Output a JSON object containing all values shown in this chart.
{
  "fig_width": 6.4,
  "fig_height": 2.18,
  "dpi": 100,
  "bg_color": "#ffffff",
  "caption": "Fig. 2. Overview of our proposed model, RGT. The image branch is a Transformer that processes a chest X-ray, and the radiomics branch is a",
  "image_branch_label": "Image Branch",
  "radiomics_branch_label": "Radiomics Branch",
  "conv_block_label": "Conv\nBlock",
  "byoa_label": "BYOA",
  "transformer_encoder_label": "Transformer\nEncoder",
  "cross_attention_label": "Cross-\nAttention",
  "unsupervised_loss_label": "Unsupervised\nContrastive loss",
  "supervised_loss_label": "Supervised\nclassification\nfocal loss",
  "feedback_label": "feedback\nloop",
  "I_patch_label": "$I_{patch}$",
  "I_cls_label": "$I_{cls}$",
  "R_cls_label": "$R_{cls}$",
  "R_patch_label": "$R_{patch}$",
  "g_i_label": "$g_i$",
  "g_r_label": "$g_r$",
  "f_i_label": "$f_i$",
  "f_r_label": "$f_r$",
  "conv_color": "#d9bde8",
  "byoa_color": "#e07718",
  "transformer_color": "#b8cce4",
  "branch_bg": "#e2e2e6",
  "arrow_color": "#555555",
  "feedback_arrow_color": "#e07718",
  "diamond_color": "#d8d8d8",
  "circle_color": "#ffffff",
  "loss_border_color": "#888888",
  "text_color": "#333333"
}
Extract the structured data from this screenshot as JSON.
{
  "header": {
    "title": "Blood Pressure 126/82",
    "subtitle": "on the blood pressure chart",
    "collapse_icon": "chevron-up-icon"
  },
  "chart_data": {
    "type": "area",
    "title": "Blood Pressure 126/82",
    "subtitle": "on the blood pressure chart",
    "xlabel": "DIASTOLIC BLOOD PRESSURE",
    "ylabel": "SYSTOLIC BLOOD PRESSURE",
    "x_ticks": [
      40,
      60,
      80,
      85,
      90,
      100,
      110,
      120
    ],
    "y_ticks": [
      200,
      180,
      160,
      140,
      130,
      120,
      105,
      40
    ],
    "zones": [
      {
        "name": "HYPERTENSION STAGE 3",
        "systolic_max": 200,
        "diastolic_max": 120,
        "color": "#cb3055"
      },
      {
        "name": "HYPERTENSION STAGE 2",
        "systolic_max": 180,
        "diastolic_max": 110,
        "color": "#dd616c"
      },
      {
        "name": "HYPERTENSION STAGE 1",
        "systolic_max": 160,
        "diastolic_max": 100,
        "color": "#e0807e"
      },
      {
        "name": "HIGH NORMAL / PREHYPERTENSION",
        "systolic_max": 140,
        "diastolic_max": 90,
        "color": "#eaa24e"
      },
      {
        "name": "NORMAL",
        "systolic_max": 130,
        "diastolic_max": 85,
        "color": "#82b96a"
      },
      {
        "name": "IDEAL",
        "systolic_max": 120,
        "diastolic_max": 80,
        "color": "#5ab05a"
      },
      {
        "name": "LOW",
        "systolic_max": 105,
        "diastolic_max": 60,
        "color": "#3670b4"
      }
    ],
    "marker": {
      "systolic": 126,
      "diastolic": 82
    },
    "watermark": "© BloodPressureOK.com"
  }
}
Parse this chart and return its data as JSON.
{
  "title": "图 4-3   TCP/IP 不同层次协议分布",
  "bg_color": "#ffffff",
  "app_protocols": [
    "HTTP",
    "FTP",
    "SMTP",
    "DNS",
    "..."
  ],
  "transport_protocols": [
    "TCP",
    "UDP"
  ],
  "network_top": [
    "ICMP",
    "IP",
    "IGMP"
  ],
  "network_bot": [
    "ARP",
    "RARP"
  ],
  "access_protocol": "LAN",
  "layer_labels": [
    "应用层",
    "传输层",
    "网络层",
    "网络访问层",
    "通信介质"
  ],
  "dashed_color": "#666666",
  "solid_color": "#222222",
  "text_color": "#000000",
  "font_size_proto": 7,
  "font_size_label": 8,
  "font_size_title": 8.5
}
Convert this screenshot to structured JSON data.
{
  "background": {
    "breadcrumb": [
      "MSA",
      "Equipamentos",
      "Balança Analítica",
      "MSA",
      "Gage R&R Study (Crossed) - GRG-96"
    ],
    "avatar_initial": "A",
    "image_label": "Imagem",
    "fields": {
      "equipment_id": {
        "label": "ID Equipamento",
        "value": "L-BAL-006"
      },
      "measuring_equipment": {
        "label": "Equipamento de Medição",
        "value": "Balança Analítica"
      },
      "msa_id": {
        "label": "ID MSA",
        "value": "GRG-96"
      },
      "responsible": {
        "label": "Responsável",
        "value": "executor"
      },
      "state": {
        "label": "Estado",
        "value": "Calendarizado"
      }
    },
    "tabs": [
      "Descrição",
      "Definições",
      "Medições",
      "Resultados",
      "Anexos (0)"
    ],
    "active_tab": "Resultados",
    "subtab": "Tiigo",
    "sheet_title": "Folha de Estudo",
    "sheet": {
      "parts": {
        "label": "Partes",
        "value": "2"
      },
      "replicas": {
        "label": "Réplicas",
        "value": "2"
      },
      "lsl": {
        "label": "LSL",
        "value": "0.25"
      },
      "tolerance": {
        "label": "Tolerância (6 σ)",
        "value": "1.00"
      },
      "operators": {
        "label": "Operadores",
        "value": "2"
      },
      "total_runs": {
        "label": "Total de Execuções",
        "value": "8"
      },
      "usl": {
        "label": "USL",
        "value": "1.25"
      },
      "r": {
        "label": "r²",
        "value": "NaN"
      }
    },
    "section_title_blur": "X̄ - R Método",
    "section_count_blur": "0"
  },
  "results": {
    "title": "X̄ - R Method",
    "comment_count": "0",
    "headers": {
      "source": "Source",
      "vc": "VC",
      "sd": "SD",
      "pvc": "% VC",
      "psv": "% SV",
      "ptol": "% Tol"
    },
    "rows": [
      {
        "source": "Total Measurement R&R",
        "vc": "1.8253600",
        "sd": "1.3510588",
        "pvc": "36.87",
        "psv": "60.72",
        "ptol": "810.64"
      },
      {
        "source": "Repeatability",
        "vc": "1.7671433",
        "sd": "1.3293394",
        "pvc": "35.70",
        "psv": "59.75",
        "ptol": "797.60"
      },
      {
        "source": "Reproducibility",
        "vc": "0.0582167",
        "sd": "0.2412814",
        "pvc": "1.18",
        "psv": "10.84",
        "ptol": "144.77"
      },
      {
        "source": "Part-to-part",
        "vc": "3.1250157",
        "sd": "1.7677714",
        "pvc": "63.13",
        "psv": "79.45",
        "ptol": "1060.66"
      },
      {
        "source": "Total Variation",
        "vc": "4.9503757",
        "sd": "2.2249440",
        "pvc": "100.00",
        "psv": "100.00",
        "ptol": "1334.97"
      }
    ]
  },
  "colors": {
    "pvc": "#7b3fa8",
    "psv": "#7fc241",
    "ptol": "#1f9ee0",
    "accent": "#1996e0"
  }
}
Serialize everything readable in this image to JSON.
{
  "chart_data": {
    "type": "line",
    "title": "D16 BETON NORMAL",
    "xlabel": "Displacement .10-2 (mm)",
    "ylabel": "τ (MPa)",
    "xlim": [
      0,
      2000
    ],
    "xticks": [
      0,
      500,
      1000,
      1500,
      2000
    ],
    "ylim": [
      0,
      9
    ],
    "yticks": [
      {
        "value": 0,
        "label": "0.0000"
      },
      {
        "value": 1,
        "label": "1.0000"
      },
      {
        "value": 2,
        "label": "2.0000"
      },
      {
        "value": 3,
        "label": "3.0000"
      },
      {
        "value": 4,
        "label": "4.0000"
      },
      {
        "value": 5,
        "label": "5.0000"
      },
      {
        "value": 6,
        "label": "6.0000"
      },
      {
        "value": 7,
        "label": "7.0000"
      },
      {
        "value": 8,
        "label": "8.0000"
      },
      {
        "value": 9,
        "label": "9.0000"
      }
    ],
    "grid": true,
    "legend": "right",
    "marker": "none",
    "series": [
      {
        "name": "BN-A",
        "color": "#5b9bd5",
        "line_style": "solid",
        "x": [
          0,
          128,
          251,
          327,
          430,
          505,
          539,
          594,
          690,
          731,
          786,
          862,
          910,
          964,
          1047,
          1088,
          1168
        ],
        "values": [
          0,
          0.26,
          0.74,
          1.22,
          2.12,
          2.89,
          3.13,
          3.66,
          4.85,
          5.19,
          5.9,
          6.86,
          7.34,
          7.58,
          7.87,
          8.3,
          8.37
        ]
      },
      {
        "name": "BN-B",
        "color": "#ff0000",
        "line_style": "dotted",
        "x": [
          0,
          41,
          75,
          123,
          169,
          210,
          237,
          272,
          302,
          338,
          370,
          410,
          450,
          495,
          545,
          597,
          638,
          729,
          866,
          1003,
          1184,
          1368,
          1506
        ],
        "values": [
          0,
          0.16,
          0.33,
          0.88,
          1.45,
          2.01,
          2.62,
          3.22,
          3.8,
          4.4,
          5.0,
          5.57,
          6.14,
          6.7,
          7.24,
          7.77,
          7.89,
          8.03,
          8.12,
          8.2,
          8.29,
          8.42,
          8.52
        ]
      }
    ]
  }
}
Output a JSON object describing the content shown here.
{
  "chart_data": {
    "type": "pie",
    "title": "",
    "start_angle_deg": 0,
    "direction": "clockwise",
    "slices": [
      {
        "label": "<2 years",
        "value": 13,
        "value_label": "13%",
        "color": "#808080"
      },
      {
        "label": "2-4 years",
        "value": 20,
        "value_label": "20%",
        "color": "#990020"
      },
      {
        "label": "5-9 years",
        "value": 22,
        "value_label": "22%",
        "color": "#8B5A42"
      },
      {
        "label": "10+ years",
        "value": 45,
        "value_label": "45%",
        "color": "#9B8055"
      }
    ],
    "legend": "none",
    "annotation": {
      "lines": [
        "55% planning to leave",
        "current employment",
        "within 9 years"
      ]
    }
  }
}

> PROBLEM: Keep only the lines that hold the string "Balança", and copy them out.

> OUTPUT FOR THIS TASK:
      "Balança Analítica",
        "value": "Balança Analítica"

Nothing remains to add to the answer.